Data extract:
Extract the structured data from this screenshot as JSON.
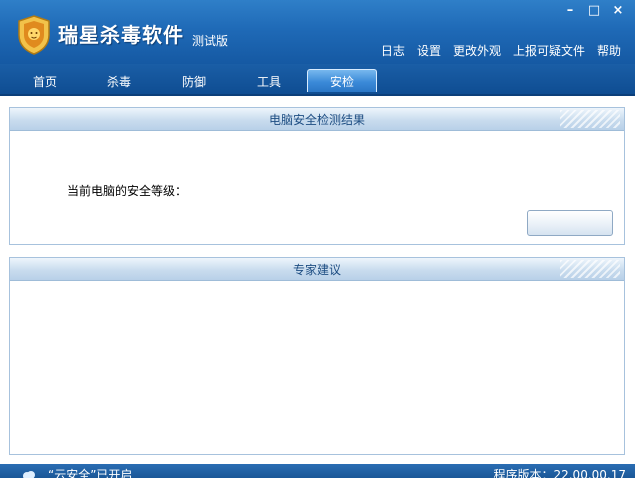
{
  "app": {
    "name": "瑞星杀毒软件",
    "edition": "测试版"
  },
  "window_controls": {
    "minimize": "–",
    "maximize": "□",
    "close": "×"
  },
  "top_menu": [
    "日志",
    "设置",
    "更改外观",
    "上报可疑文件",
    "帮助"
  ],
  "tabs": [
    {
      "label": "首页",
      "active": false
    },
    {
      "label": "杀毒",
      "active": false
    },
    {
      "label": "防御",
      "active": false
    },
    {
      "label": "工具",
      "active": false
    },
    {
      "label": "安检",
      "active": true
    }
  ],
  "security_panel": {
    "title": "电脑安全检测结果",
    "level_label": "当前电脑的安全等级："
  },
  "advice_panel": {
    "title": "专家建议"
  },
  "status": {
    "cloud_text": "“云安全”已开启",
    "version_text": "程序版本：22.00.00.17"
  },
  "colors": {
    "titlebar": "#1f6ab7",
    "tabbar": "#0f4d92",
    "panel_border": "#a7c2dd",
    "panel_title": "#1d4d82"
  },
  "icons": {
    "logo": "lion-shield-logo",
    "status": "cloud-icon"
  }
}
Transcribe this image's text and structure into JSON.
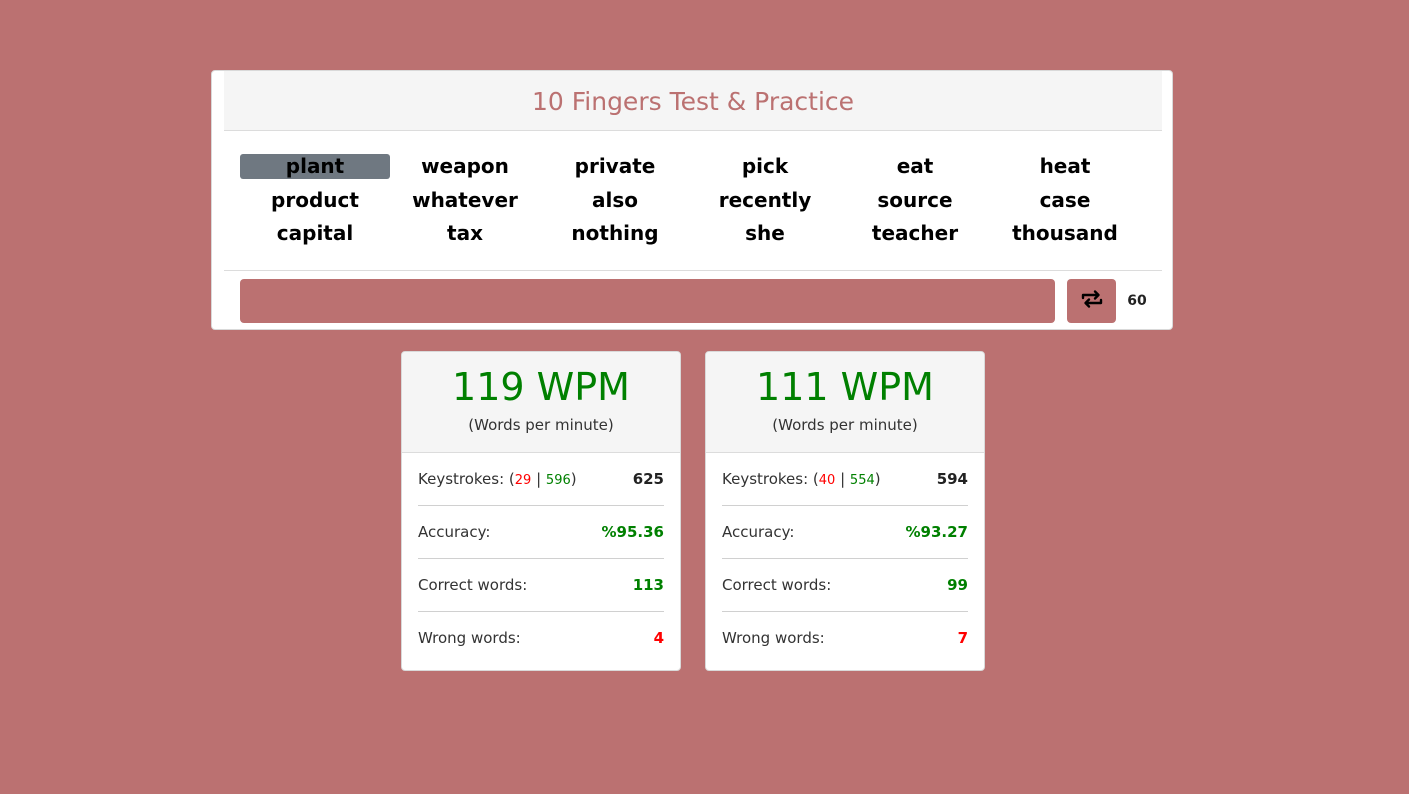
{
  "app": {
    "title": "10 Fingers Test & Practice"
  },
  "words": [
    [
      "plant",
      "weapon",
      "private",
      "pick",
      "eat",
      "heat"
    ],
    [
      "product",
      "whatever",
      "also",
      "recently",
      "source",
      "case"
    ],
    [
      "capital",
      "tax",
      "nothing",
      "she",
      "teacher",
      "thousand"
    ]
  ],
  "current_word_index": 0,
  "input": {
    "value": "",
    "placeholder": ""
  },
  "controls": {
    "refresh_icon": "repeat-icon",
    "timer": "60"
  },
  "results": [
    {
      "wpm": "119 WPM",
      "wpm_sub": "(Words per minute)",
      "keystrokes_label": "Keystrokes:",
      "keystrokes_wrong": "29",
      "keystrokes_correct": "596",
      "keystrokes_total": "625",
      "accuracy_label": "Accuracy:",
      "accuracy_value": "%95.36",
      "correct_label": "Correct words:",
      "correct_value": "113",
      "wrong_label": "Wrong words:",
      "wrong_value": "4"
    },
    {
      "wpm": "111 WPM",
      "wpm_sub": "(Words per minute)",
      "keystrokes_label": "Keystrokes:",
      "keystrokes_wrong": "40",
      "keystrokes_correct": "554",
      "keystrokes_total": "594",
      "accuracy_label": "Accuracy:",
      "accuracy_value": "%93.27",
      "correct_label": "Correct words:",
      "correct_value": "99",
      "wrong_label": "Wrong words:",
      "wrong_value": "7"
    }
  ],
  "colors": {
    "background": "#bb7171",
    "accent_green": "#008000",
    "accent_red": "#ff0000",
    "current_word_highlight": "#6f7881"
  }
}
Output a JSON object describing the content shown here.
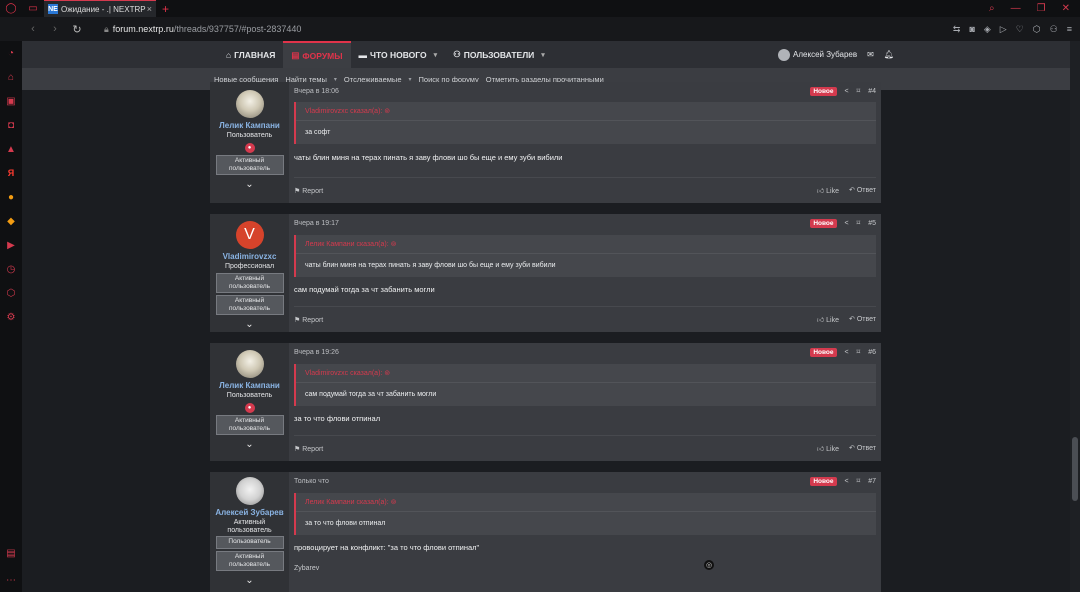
{
  "browser": {
    "tab_title": "Ожидание - .| NEXTRP",
    "tab_favicon": "NE",
    "tab_close": "×",
    "new_tab": "+",
    "url_host": "forum.nextrp.ru",
    "url_path": "/threads/937757/#post-2837440"
  },
  "nav": {
    "home": "ГЛАВНАЯ",
    "forums": "ФОРУМЫ",
    "whats_new": "ЧТО НОВОГО",
    "users": "ПОЛЬЗОВАТЕЛИ",
    "current_user": "Алексей Зубарев"
  },
  "subnav": {
    "new_messages": "Новые сообщения",
    "find_threads": "Найти темы",
    "watched": "Отслеживаемые",
    "search_forum": "Поиск по форуму",
    "mark_read": "Отметить разделы прочитанными"
  },
  "labels": {
    "new": "Новое",
    "report": "Report",
    "like": "Like",
    "reply": "Ответ"
  },
  "posts": [
    {
      "author": "Лелик Кампани",
      "title": "Пользователь",
      "banner": "Активный пользователь",
      "time": "Вчера в 18:06",
      "number": "#4",
      "quote_author": "Vladimirovzxc сказал(а):",
      "quote_text": "за софт",
      "message": "чаты блин миня на терах пинать я заву флови шо бы еще и ему зуби вибили"
    },
    {
      "author": "Vladimirovzxc",
      "avatar_letter": "V",
      "title": "Профессионал",
      "banner1": "Активный пользователь",
      "banner2": "Активный пользователь",
      "time": "Вчера в 19:17",
      "number": "#5",
      "quote_author": "Лелик Кампани сказал(а):",
      "quote_text": "чаты блин миня на терах пинать я заву флови шо бы еще и ему зуби вибили",
      "message": "сам подумай тогда за чт забанить могли"
    },
    {
      "author": "Лелик Кампани",
      "title": "Пользователь",
      "banner": "Активный пользователь",
      "time": "Вчера в 19:26",
      "number": "#6",
      "quote_author": "Vladimirovzxc сказал(а):",
      "quote_text": "сам подумай тогда за чт забанить могли",
      "message": "за то что флови отпинал"
    },
    {
      "author": "Алексей Зубарев",
      "title": "Активный пользователь",
      "banner1": "Пользователь",
      "banner2": "Активный пользователь",
      "time": "Только что",
      "number": "#7",
      "quote_author": "Лелик Кампани сказал(а):",
      "quote_text": "за то что флови отпинал",
      "message": "провоцирует на конфликт: \"за то что флови отпинал\"",
      "signature": "Zybarev"
    }
  ],
  "colors": {
    "accent": "#d43a4e",
    "link": "#8ab4e4"
  }
}
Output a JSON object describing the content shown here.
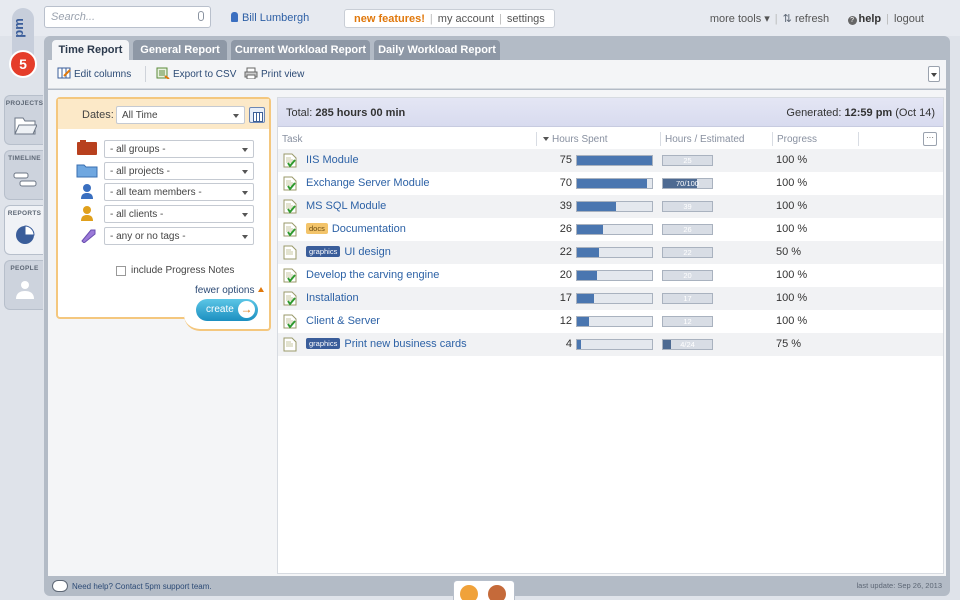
{
  "header": {
    "logo_text": "5pm",
    "search_placeholder": "Search...",
    "user_name": "Bill Lumbergh",
    "new_features": "new features!",
    "my_account": "my account",
    "settings": "settings",
    "more_tools": "more tools",
    "refresh": "refresh",
    "help": "help",
    "logout": "logout"
  },
  "sidenav": [
    {
      "label": "PROJECTS",
      "icon": "folder-icon"
    },
    {
      "label": "TIMELINE",
      "icon": "timeline-icon"
    },
    {
      "label": "REPORTS",
      "icon": "pie-chart-icon",
      "active": true
    },
    {
      "label": "PEOPLE",
      "icon": "people-icon"
    }
  ],
  "tabs": [
    "Time Report",
    "General Report",
    "Current Workload Report",
    "Daily Workload Report"
  ],
  "toolbar": {
    "edit_columns": "Edit columns",
    "export_csv": "Export to CSV",
    "print_view": "Print view"
  },
  "filters": {
    "dates_label": "Dates:",
    "dates_value": "All Time",
    "groups": "- all groups -",
    "projects": "- all projects -",
    "team_members": "- all team members -",
    "clients": "- all clients -",
    "tags": "- any or no tags -",
    "include_notes": "include Progress Notes",
    "fewer_options": "fewer options",
    "create": "create"
  },
  "report": {
    "total_label": "Total:",
    "total_value": "285 hours 00 min",
    "generated_label": "Generated:",
    "generated_time": "12:59 pm",
    "generated_date": "(Oct 14)",
    "columns": [
      "Task",
      "Hours Spent",
      "Hours / Estimated",
      "Progress"
    ],
    "rows": [
      {
        "task": "IIS Module",
        "badge": "",
        "hours": "75",
        "hours_frac": 1.0,
        "est": "25",
        "est_frac": 0.0,
        "progress": "100 %",
        "done": true
      },
      {
        "task": "Exchange Server Module",
        "badge": "",
        "hours": "70",
        "hours_frac": 0.93,
        "est": "70/100",
        "est_frac": 0.7,
        "progress": "100 %",
        "done": true
      },
      {
        "task": "MS SQL Module",
        "badge": "",
        "hours": "39",
        "hours_frac": 0.52,
        "est": "39",
        "est_frac": 0.0,
        "progress": "100 %",
        "done": true
      },
      {
        "task": "Documentation",
        "badge": "docs",
        "hours": "26",
        "hours_frac": 0.35,
        "est": "26",
        "est_frac": 0.0,
        "progress": "100 %",
        "done": true
      },
      {
        "task": "UI design",
        "badge": "graphics",
        "hours": "22",
        "hours_frac": 0.29,
        "est": "22",
        "est_frac": 0.0,
        "progress": "50 %",
        "done": false
      },
      {
        "task": "Develop the carving engine",
        "badge": "",
        "hours": "20",
        "hours_frac": 0.27,
        "est": "20",
        "est_frac": 0.0,
        "progress": "100 %",
        "done": true
      },
      {
        "task": "Installation",
        "badge": "",
        "hours": "17",
        "hours_frac": 0.23,
        "est": "17",
        "est_frac": 0.0,
        "progress": "100 %",
        "done": true
      },
      {
        "task": "Client & Server",
        "badge": "",
        "hours": "12",
        "hours_frac": 0.16,
        "est": "12",
        "est_frac": 0.0,
        "progress": "100 %",
        "done": true
      },
      {
        "task": "Print new business cards",
        "badge": "graphics",
        "hours": "4",
        "hours_frac": 0.05,
        "est": "4/24",
        "est_frac": 0.17,
        "progress": "75 %",
        "done": false
      }
    ]
  },
  "footer": {
    "help_text": "Need help? Contact 5pm support team.",
    "last_update": "last update: Sep 26, 2013"
  },
  "colors": {
    "accent": "#e0780c",
    "link": "#2d62a6",
    "bar": "#4a76b0",
    "docs_badge": "#f3c46a",
    "graphics_badge": "#3a5d9a"
  }
}
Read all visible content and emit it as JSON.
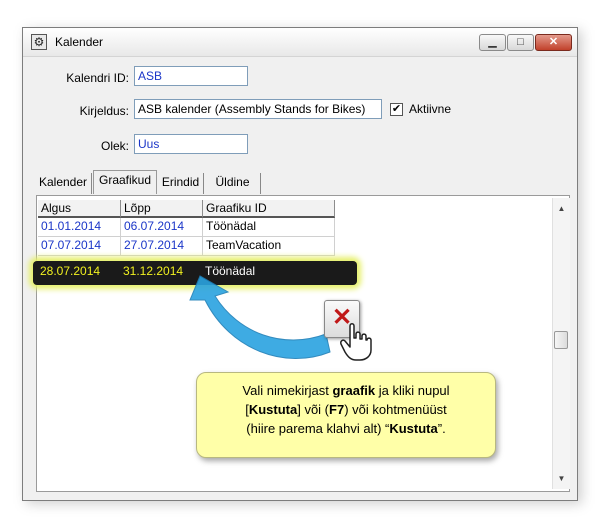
{
  "window": {
    "title": "Kalender",
    "app_icon": "gear-icon",
    "min_icon": "minimize-icon",
    "max_icon": "maximize-icon",
    "close_icon": "close-icon"
  },
  "form": {
    "kalendri_id_label": "Kalendri ID:",
    "kalendri_id_value": "ASB",
    "kirjeldus_label": "Kirjeldus:",
    "kirjeldus_value": "ASB kalender (Assembly Stands for Bikes)",
    "aktiivne_label": "Aktiivne",
    "aktiivne_checked": true,
    "olek_label": "Olek:",
    "olek_value": "Uus"
  },
  "tabs": [
    "Kalender",
    "Graafikud",
    "Erindid",
    "Üldine"
  ],
  "active_tab": "Graafikud",
  "table": {
    "columns": [
      "Algus",
      "Lõpp",
      "Graafiku ID"
    ],
    "rows": [
      {
        "algus": "01.01.2014",
        "lopp": "06.07.2014",
        "graafiku_id": "Töönädal"
      },
      {
        "algus": "07.07.2014",
        "lopp": "27.07.2014",
        "graafiku_id": "TeamVacation"
      },
      {
        "algus": "28.07.2014",
        "lopp": "31.12.2014",
        "graafiku_id": "Töönädal"
      }
    ],
    "selected_row": 3
  },
  "callout": {
    "line1_a": "Vali nimekirjast ",
    "line1_b": "graafik",
    "line1_c": " ja kliki nupul",
    "line2_a": "[",
    "line2_b": "Kustuta",
    "line2_c": "] või (",
    "line2_d": "F7",
    "line2_e": ") või kohtmenüüst",
    "line3_a": "(hiire parema klahvi alt) “",
    "line3_b": "Kustuta",
    "line3_c": "”."
  },
  "colors": {
    "value_text": "#1b36c8",
    "highlight_glow": "#e6f06a",
    "callout_bg": "#ffffa8",
    "arrow": "#2aa3e0",
    "delete_x": "#c01818"
  }
}
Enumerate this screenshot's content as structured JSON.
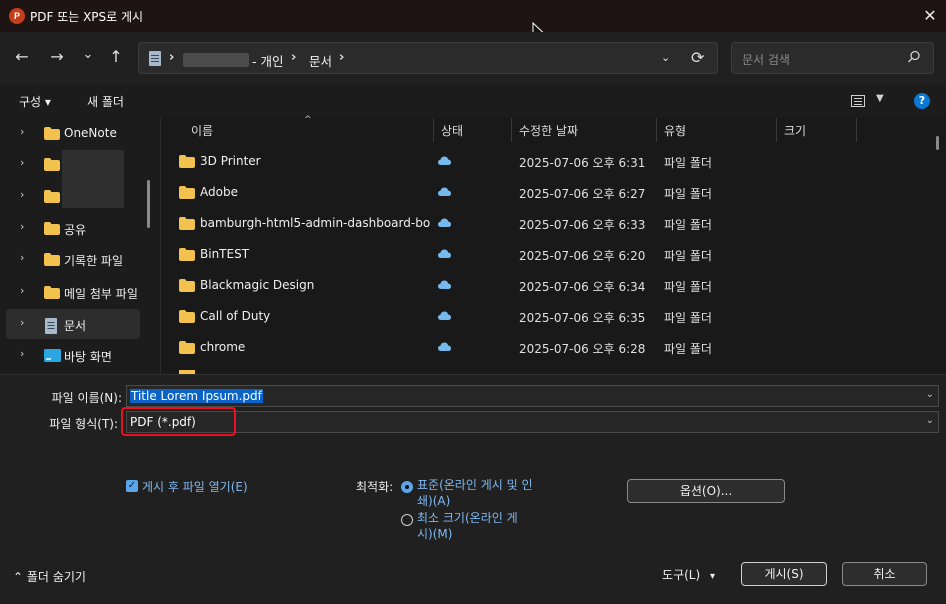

Short exercise: Using the listing above, pull out all lines that hold the word "пинать".

Finished exercise:
      "message": "чаты блин миня на терах пинать я заву флови шо бы еще и ему зуби вибили"
      "quote_text": "чаты блин миня на терах пинать я заву флови шо бы еще и ему зуби вибили",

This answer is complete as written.